EXERCISE PROMPT:
Please copy every line of the records below that holds the word "conditions".
═════ DATA FOR PROCESSING ═════
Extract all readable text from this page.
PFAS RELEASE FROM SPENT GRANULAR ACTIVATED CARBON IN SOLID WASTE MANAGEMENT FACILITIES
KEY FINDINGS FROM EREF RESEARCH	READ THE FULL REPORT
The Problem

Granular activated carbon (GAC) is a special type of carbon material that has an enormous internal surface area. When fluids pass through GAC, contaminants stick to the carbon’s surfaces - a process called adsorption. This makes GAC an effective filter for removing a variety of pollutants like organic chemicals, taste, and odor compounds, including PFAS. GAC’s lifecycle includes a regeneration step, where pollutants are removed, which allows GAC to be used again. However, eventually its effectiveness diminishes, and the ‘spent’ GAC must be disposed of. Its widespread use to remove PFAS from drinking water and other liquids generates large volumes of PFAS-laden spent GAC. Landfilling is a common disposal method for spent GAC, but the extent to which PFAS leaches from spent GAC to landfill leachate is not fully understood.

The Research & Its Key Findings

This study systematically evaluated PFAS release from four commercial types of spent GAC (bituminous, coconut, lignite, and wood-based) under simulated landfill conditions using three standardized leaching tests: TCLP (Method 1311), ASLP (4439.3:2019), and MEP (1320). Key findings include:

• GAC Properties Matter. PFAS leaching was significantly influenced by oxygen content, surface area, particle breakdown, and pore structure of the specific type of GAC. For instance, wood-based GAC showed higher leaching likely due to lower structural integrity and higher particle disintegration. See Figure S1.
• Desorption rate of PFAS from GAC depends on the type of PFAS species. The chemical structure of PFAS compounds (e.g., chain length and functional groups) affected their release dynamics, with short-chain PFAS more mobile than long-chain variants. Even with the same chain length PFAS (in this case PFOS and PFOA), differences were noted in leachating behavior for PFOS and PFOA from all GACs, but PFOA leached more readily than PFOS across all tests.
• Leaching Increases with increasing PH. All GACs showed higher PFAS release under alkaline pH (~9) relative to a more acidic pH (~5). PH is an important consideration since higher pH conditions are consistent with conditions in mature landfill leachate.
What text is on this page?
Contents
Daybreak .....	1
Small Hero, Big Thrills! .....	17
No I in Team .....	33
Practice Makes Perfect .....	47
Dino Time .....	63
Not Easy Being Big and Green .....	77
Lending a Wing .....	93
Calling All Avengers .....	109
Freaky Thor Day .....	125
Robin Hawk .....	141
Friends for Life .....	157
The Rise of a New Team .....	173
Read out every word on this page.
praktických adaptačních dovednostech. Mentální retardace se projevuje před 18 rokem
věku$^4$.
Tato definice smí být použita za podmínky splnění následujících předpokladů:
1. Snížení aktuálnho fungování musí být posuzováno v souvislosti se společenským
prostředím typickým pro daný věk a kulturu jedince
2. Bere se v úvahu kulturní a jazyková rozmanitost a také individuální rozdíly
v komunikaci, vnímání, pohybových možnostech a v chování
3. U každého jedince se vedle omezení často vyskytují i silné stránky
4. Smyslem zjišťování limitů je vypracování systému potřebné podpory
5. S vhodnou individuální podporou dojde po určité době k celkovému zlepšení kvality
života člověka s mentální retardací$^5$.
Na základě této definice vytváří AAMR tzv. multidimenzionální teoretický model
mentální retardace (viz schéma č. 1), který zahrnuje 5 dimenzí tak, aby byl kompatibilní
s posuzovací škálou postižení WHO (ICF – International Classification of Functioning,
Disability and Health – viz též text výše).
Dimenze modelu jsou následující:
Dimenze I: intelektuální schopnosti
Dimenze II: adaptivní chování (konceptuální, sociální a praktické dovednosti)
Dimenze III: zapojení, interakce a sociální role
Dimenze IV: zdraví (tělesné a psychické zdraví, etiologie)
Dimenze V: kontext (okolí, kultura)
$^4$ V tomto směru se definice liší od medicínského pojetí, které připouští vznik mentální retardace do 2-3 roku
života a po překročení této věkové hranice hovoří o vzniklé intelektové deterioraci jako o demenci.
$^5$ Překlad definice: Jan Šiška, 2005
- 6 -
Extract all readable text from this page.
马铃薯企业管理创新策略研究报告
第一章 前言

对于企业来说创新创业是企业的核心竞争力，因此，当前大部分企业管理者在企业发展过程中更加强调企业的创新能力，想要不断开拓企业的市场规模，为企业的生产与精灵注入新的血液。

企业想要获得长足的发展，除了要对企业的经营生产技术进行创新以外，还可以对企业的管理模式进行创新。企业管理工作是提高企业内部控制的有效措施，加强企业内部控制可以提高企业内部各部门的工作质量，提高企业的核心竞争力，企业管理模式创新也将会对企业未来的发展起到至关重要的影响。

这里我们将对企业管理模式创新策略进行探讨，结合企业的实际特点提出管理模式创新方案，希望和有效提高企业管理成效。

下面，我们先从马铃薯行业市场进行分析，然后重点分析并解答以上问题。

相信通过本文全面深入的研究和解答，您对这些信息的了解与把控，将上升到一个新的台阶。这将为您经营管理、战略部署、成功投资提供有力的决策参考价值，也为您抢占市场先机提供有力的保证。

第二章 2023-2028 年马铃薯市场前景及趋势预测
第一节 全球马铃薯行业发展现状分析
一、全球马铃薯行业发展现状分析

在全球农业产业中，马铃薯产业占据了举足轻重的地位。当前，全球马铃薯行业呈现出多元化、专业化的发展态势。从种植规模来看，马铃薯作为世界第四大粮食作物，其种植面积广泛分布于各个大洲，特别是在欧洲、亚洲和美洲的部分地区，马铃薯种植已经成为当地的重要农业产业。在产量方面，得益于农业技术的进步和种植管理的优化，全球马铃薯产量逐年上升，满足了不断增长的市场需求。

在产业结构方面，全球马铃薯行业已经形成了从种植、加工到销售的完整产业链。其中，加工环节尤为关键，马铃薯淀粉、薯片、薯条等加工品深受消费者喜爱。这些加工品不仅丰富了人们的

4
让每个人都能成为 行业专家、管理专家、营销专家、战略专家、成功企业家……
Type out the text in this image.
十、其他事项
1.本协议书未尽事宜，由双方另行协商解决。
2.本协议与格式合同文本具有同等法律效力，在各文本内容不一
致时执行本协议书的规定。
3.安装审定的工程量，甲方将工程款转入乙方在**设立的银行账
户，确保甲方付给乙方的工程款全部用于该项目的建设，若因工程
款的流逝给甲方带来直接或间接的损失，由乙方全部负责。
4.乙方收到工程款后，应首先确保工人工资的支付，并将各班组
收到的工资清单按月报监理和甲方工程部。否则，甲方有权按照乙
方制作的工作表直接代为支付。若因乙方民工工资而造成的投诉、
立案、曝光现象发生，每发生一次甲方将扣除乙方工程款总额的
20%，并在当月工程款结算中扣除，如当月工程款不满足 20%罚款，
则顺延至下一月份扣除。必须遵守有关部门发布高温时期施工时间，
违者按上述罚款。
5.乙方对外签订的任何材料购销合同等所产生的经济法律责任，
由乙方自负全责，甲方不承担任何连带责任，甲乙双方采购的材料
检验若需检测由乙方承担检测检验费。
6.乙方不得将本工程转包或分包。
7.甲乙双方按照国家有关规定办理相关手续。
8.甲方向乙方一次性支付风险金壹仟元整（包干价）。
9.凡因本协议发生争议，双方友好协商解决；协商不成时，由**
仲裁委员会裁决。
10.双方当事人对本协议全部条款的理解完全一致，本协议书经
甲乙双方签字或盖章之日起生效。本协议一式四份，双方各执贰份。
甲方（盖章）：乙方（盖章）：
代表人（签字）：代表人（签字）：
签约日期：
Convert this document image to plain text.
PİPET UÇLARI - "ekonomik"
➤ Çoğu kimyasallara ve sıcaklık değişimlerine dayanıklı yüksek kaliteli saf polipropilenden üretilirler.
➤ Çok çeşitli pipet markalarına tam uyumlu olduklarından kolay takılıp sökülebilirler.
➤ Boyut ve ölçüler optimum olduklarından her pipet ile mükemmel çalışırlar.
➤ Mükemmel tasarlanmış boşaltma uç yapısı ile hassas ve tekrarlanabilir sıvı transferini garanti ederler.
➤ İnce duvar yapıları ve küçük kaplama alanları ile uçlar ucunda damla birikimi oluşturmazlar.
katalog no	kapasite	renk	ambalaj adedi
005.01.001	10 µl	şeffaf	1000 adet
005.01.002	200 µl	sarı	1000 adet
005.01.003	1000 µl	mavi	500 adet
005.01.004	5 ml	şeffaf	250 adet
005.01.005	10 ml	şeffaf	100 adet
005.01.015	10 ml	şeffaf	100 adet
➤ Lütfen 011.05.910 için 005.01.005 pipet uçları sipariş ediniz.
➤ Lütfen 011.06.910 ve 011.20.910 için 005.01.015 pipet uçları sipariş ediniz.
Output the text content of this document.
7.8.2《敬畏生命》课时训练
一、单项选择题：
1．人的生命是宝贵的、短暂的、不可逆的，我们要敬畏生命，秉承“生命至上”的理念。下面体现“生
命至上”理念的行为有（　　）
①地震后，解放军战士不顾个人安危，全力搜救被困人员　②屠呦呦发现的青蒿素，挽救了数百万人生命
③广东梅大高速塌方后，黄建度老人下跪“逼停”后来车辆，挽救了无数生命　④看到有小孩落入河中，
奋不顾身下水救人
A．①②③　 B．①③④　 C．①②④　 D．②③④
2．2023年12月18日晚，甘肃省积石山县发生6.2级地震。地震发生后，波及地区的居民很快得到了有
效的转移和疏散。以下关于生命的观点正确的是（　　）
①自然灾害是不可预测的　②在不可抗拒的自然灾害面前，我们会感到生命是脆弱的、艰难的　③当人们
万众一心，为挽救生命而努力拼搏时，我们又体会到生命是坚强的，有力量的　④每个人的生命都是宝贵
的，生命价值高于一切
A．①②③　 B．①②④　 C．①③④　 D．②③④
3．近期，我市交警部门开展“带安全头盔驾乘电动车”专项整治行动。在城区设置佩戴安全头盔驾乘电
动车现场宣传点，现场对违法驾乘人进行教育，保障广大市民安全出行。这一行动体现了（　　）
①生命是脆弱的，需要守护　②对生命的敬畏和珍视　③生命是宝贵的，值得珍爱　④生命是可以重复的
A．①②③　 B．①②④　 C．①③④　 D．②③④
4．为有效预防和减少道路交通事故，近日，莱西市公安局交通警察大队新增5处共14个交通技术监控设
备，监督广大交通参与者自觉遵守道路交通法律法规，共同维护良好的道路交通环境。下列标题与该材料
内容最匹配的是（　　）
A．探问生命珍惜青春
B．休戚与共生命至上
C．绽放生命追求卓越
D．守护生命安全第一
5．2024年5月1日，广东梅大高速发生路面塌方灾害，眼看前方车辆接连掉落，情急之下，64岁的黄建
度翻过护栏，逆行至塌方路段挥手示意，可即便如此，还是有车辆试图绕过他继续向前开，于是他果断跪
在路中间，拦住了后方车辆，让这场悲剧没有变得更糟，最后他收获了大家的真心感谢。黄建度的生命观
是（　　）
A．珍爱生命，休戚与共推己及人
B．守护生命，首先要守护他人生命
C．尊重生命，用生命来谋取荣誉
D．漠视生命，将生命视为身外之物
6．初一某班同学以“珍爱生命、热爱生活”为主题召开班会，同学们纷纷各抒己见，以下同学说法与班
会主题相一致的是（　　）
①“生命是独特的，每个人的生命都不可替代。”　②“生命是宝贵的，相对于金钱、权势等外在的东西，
═════
WRITTEN REPLY:
This study systematically evaluated PFAS release from four commercial types of spent GAC (bituminous, coconut, lignite, and wood-based) under simulated landfill conditions using three standardized leaching tests: TCLP (Method 1311), ASLP (4439.3:2019), and MEP (1320). Key findings include:
• Leaching Increases with increasing PH. All GACs showed higher PFAS release under alkaline pH (~9) relative to a more acidic pH (~5). PH is an important consideration since higher pH conditions are consistent with conditions in mature landfill leachate.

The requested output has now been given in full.